**WHAT THE EXERCISE ASKS:**
Return each line holding the string "pics".

----- MATERIAL SUPPLIED

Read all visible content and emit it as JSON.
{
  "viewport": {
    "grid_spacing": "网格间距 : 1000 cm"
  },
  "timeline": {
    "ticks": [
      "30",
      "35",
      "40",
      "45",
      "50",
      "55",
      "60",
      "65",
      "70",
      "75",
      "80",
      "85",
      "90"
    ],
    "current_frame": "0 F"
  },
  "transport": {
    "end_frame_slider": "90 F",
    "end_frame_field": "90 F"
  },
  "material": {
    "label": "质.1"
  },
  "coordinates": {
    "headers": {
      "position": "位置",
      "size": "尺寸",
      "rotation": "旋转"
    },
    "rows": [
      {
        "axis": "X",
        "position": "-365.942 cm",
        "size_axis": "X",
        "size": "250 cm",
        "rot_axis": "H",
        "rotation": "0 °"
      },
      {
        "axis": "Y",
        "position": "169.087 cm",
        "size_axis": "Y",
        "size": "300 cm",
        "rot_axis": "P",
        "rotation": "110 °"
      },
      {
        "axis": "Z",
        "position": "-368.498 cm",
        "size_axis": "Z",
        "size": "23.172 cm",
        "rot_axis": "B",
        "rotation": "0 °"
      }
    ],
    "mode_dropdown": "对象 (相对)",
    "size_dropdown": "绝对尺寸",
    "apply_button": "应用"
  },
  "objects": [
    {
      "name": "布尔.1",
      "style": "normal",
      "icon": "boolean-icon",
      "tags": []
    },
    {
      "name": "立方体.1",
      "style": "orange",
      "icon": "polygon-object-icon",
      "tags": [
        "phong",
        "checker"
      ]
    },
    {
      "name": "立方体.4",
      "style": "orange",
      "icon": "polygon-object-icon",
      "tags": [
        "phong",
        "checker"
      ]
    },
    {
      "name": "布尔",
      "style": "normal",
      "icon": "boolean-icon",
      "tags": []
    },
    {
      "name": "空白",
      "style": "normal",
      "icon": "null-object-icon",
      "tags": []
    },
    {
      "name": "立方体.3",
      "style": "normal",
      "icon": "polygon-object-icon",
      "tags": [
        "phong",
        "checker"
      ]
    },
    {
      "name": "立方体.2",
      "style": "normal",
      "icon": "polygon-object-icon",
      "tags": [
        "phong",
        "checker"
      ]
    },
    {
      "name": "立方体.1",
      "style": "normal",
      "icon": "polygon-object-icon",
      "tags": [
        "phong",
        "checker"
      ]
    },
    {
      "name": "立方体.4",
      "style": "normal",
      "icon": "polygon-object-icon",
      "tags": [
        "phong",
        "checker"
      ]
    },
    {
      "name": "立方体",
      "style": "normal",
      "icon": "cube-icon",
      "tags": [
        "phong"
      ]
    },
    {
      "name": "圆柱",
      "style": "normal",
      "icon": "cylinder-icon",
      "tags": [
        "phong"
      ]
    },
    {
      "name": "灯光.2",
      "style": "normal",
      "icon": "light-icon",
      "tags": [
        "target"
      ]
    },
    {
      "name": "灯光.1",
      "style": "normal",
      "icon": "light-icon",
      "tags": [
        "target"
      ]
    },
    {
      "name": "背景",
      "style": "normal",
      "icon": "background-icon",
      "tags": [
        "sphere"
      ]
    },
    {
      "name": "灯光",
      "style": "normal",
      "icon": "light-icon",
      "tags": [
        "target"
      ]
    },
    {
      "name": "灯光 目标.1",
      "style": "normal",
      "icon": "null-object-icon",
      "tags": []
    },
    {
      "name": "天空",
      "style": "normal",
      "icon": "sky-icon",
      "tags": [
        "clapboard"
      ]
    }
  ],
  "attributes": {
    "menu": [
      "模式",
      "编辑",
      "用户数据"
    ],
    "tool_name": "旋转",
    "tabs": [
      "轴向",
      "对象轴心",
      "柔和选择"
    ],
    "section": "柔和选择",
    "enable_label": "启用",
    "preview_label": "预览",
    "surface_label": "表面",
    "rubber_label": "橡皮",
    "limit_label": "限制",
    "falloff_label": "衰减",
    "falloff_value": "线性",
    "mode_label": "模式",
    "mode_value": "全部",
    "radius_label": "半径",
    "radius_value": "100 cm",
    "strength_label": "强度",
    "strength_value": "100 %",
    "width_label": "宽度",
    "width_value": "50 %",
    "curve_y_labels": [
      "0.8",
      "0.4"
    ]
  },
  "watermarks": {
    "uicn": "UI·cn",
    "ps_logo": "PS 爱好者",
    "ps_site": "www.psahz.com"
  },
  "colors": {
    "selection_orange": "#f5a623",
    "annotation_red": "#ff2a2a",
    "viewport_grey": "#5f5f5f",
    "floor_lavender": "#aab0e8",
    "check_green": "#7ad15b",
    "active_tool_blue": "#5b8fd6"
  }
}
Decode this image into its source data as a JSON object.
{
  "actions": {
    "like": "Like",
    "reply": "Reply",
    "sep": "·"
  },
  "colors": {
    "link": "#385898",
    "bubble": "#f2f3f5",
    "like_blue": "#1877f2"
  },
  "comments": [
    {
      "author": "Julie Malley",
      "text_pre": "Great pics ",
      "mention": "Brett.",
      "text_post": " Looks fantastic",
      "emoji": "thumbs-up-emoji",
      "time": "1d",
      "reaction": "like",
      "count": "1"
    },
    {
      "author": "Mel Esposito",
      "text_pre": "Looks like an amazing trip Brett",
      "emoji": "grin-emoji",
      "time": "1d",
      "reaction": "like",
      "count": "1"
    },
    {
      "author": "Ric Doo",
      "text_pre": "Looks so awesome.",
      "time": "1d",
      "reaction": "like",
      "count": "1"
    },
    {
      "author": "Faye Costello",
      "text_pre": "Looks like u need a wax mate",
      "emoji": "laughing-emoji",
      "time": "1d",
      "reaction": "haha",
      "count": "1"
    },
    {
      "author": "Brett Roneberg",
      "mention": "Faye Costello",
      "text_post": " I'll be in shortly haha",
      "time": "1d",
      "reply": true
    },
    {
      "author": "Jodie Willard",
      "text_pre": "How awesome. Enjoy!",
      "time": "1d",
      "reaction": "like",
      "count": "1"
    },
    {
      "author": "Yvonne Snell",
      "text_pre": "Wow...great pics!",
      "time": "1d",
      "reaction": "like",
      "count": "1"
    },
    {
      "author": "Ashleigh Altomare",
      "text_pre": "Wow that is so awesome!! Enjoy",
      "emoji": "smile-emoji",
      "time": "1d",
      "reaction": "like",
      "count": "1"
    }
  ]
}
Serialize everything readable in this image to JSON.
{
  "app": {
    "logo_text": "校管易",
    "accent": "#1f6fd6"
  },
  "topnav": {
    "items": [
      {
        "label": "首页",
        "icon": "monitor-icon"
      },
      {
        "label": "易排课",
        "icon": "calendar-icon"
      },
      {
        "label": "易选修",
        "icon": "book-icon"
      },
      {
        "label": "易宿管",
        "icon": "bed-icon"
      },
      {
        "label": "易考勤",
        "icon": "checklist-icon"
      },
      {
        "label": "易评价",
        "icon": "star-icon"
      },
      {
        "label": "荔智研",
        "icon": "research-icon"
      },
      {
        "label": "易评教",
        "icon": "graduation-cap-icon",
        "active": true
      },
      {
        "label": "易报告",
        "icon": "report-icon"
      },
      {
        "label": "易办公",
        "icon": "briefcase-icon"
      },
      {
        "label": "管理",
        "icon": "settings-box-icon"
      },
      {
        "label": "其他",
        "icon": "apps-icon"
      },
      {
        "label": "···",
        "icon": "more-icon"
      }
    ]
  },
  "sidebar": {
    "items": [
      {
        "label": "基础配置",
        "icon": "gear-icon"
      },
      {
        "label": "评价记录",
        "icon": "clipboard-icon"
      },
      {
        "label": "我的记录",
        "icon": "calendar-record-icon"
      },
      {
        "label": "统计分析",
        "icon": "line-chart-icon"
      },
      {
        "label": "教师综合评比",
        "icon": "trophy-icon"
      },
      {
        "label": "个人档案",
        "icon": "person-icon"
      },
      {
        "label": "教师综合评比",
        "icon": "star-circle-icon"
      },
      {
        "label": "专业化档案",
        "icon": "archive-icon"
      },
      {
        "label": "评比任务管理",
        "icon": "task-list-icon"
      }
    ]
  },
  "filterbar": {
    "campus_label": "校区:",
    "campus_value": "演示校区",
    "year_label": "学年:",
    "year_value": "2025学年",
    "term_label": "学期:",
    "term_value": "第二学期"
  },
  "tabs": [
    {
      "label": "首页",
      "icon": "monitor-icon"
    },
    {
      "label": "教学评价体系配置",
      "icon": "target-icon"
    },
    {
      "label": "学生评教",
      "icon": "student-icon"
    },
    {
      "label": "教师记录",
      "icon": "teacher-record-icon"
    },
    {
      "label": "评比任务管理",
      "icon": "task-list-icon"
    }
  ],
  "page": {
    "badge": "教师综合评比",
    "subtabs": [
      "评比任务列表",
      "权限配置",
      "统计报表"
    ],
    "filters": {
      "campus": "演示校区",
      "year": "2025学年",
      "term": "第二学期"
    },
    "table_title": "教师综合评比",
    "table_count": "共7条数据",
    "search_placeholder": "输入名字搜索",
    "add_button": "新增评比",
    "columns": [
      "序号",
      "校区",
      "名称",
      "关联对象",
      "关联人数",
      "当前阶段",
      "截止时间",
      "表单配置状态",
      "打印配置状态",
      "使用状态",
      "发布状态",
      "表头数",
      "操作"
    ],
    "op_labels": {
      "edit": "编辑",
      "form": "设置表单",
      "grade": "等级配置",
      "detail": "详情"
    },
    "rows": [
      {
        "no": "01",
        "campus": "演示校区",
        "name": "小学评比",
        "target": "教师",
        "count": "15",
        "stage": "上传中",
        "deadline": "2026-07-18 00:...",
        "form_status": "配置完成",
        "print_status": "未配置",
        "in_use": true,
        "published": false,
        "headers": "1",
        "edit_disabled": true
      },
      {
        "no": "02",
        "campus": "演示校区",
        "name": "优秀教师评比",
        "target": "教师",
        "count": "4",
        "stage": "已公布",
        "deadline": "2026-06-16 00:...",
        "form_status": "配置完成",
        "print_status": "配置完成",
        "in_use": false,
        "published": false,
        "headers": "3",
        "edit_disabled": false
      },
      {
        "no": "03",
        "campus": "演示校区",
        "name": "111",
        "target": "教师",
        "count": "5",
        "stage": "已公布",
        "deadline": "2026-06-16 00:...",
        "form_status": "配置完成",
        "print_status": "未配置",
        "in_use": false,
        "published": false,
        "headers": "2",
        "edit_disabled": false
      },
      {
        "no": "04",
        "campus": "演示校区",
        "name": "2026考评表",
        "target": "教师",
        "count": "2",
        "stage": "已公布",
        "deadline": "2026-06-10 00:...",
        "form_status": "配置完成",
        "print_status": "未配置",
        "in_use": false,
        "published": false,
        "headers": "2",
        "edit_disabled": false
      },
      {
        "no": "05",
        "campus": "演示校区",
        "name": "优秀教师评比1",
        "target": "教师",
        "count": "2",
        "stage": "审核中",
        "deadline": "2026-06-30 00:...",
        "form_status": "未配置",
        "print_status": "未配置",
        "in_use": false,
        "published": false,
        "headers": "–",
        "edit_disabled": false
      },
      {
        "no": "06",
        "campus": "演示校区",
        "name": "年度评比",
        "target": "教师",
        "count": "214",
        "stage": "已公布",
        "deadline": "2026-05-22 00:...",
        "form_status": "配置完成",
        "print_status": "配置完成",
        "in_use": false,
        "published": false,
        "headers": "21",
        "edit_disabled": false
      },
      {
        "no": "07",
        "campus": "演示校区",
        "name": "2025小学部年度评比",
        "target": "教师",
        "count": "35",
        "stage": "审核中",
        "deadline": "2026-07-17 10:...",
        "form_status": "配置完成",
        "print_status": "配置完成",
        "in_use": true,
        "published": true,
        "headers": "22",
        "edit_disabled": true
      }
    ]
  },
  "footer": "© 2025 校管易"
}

----------

**THE SOLUTION:**
      "text_pre": "Great pics ",
      "text_pre": "Wow...great pics!",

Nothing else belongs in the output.